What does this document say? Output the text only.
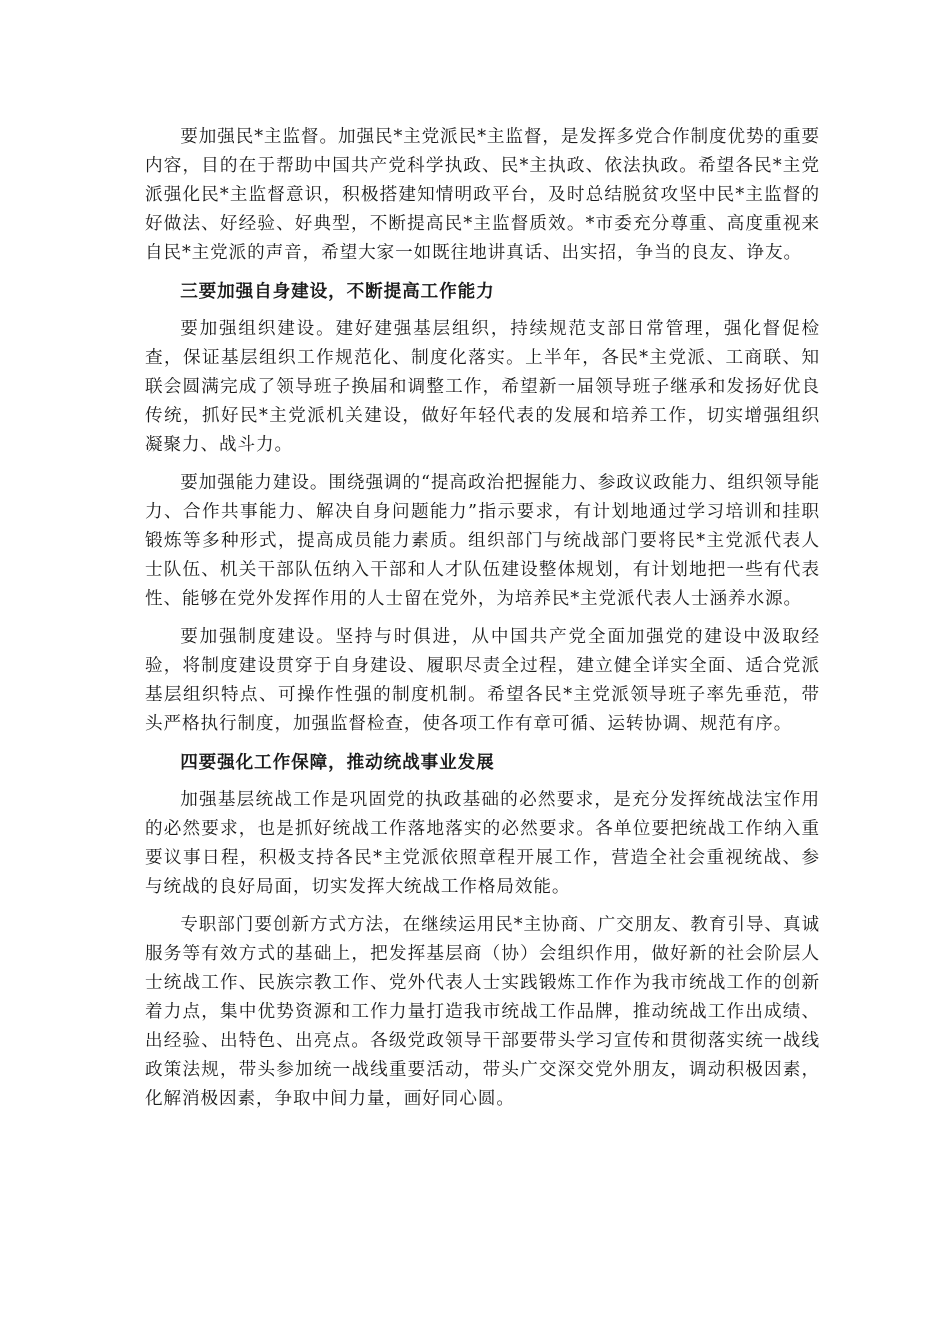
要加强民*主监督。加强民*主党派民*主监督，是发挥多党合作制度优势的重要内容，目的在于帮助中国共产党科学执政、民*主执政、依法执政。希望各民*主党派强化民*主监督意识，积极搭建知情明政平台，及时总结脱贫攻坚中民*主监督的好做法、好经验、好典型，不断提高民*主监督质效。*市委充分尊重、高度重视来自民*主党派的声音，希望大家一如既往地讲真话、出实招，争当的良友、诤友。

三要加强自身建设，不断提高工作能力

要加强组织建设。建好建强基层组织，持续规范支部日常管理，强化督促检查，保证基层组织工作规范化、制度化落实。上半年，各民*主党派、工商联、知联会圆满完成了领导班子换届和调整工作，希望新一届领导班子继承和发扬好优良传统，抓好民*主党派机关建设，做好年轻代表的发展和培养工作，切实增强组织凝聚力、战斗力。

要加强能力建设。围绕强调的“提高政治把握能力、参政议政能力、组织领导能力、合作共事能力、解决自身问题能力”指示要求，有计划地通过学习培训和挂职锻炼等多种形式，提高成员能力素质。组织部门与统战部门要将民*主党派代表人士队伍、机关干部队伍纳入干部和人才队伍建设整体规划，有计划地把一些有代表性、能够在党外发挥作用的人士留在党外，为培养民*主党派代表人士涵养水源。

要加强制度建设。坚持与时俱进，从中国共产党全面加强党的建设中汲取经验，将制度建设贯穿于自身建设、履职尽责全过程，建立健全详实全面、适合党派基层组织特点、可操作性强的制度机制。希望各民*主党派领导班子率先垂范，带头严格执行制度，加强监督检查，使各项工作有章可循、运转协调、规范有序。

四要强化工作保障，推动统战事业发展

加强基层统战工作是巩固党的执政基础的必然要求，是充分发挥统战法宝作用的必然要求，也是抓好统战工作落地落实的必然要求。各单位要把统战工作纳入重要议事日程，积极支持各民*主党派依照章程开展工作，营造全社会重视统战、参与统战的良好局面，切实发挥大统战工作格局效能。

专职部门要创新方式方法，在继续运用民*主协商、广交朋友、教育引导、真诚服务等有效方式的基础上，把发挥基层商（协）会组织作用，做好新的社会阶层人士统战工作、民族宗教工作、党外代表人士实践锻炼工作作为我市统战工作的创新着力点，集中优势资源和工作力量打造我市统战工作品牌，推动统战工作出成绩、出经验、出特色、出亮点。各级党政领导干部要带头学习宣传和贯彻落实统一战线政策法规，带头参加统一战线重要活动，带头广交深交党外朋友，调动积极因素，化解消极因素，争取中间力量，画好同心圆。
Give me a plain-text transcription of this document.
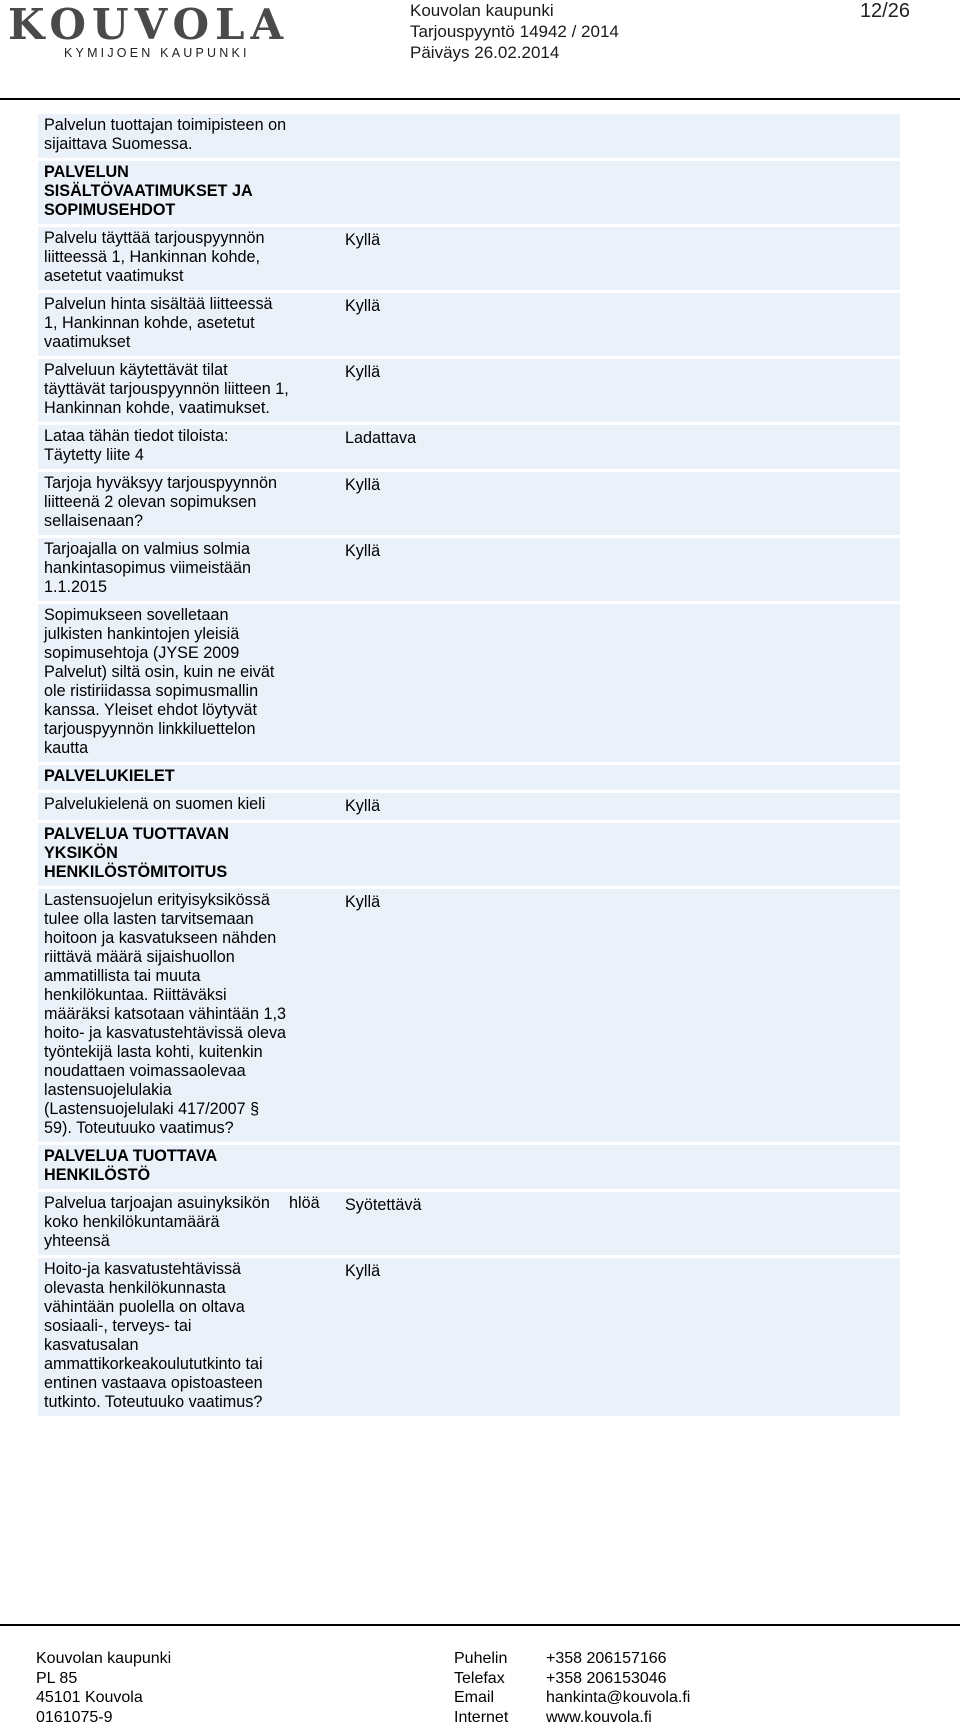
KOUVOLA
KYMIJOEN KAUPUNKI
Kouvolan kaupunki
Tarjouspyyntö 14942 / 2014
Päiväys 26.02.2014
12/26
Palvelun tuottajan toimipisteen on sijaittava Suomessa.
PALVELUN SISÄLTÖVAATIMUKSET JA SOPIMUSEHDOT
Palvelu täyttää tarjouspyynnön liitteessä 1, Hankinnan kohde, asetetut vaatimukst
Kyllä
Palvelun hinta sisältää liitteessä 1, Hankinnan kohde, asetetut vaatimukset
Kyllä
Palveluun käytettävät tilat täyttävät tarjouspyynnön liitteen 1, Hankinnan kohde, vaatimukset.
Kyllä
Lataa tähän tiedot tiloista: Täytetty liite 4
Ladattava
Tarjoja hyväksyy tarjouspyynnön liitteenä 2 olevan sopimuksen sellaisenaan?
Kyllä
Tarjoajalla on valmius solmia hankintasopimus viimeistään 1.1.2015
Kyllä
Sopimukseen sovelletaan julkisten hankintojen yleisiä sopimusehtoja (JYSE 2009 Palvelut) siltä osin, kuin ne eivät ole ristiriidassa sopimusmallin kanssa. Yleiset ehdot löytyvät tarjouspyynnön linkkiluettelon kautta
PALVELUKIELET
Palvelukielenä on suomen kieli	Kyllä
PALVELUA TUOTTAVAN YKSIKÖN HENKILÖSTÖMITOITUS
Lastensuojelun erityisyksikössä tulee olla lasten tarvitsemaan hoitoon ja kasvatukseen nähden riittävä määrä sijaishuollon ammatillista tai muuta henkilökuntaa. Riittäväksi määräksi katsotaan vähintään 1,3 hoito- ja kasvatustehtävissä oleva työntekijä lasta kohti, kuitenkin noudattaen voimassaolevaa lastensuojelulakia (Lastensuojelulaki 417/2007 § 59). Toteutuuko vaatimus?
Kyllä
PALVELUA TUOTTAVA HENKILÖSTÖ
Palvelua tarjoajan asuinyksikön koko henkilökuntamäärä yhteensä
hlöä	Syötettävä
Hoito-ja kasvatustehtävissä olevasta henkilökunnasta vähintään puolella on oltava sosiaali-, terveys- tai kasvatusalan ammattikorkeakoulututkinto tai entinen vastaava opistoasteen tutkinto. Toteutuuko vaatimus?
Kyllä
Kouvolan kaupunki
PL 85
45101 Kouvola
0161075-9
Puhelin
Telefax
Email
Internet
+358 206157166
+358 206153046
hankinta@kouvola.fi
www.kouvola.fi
----------
_AIM OF THE EXERCISE:_ Pick out the lines above that hold the string "Hankinnan" and show them.

_EXERCISE SOLUTION:_
Palvelu täyttää tarjouspyynnön liitteessä 1, Hankinnan kohde, asetetut vaatimukst
Palvelun hinta sisältää liitteessä 1, Hankinnan kohde, asetetut vaatimukset
Palveluun käytettävät tilat täyttävät tarjouspyynnön liitteen 1, Hankinnan kohde, vaatimukset.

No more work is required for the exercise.